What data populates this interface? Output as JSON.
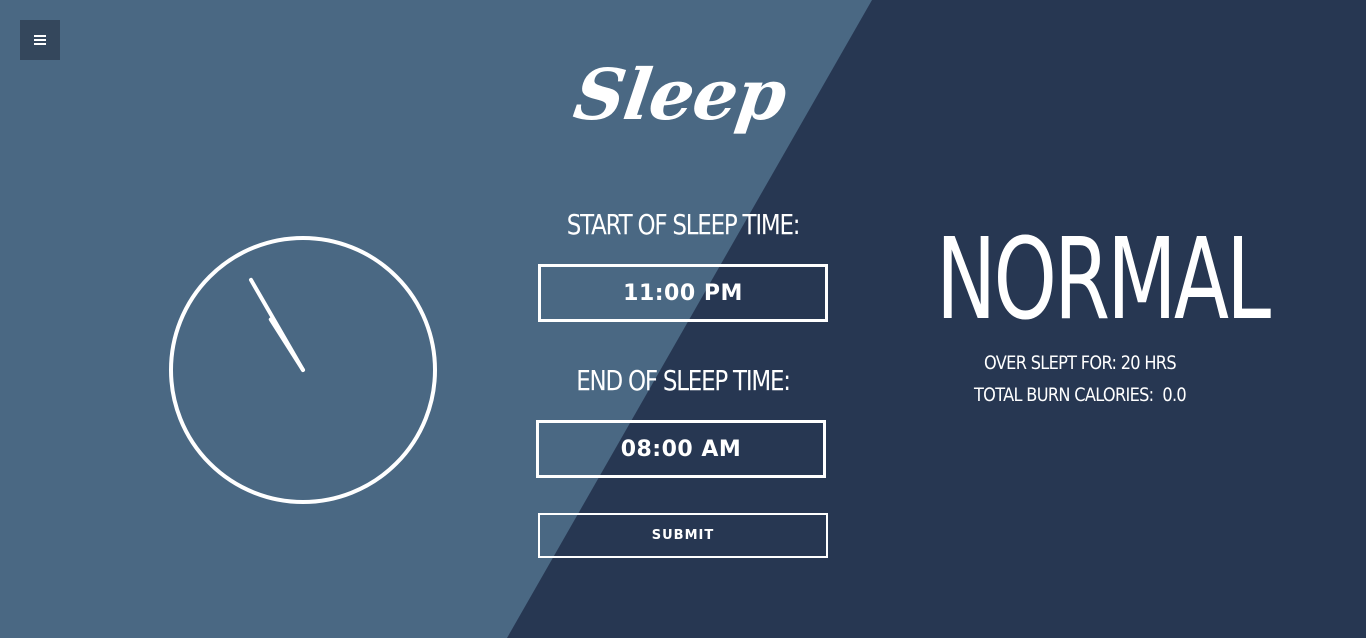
{
  "colors": {
    "background_light": "#4a6883",
    "background_dark": "#273752",
    "menu_button": "#34475c",
    "foreground": "#ffffff"
  },
  "menu": {
    "icon": "hamburger-menu-icon"
  },
  "app": {
    "title": "Sleep"
  },
  "form": {
    "start_label": "START OF SLEEP TIME:",
    "start_value": "11:00 PM",
    "end_label": "END OF SLEEP TIME:",
    "end_value": "08:00 AM",
    "submit_label": "SUBMIT"
  },
  "clock": {
    "icon": "analog-clock",
    "hour": 10,
    "minute": 55
  },
  "result": {
    "status": "NORMAL",
    "overslept_text": "OVER SLEPT FOR: 20 HRS",
    "calories_text": "TOTAL BURN CALORIES:  0.0"
  }
}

TASK REQUIREMENTS: Without the pictures, print the whole listing exactly as given.

ANSWER TO THE PROBLEM:
What data populates this interface? Output as JSON.
{
  "colors": {
    "background_light": "#4a6883",
    "background_dark": "#273752",
    "menu_button": "#34475c",
    "foreground": "#ffffff"
  },
  "menu": {
    "icon": "hamburger-menu-icon"
  },
  "app": {
    "title": "Sleep"
  },
  "form": {
    "start_label": "START OF SLEEP TIME:",
    "start_value": "11:00 PM",
    "end_label": "END OF SLEEP TIME:",
    "end_value": "08:00 AM",
    "submit_label": "SUBMIT"
  },
  "clock": {
    "icon": "analog-clock",
    "hour": 10,
    "minute": 55
  },
  "result": {
    "status": "NORMAL",
    "overslept_text": "OVER SLEPT FOR: 20 HRS",
    "calories_text": "TOTAL BURN CALORIES:  0.0"
  }
}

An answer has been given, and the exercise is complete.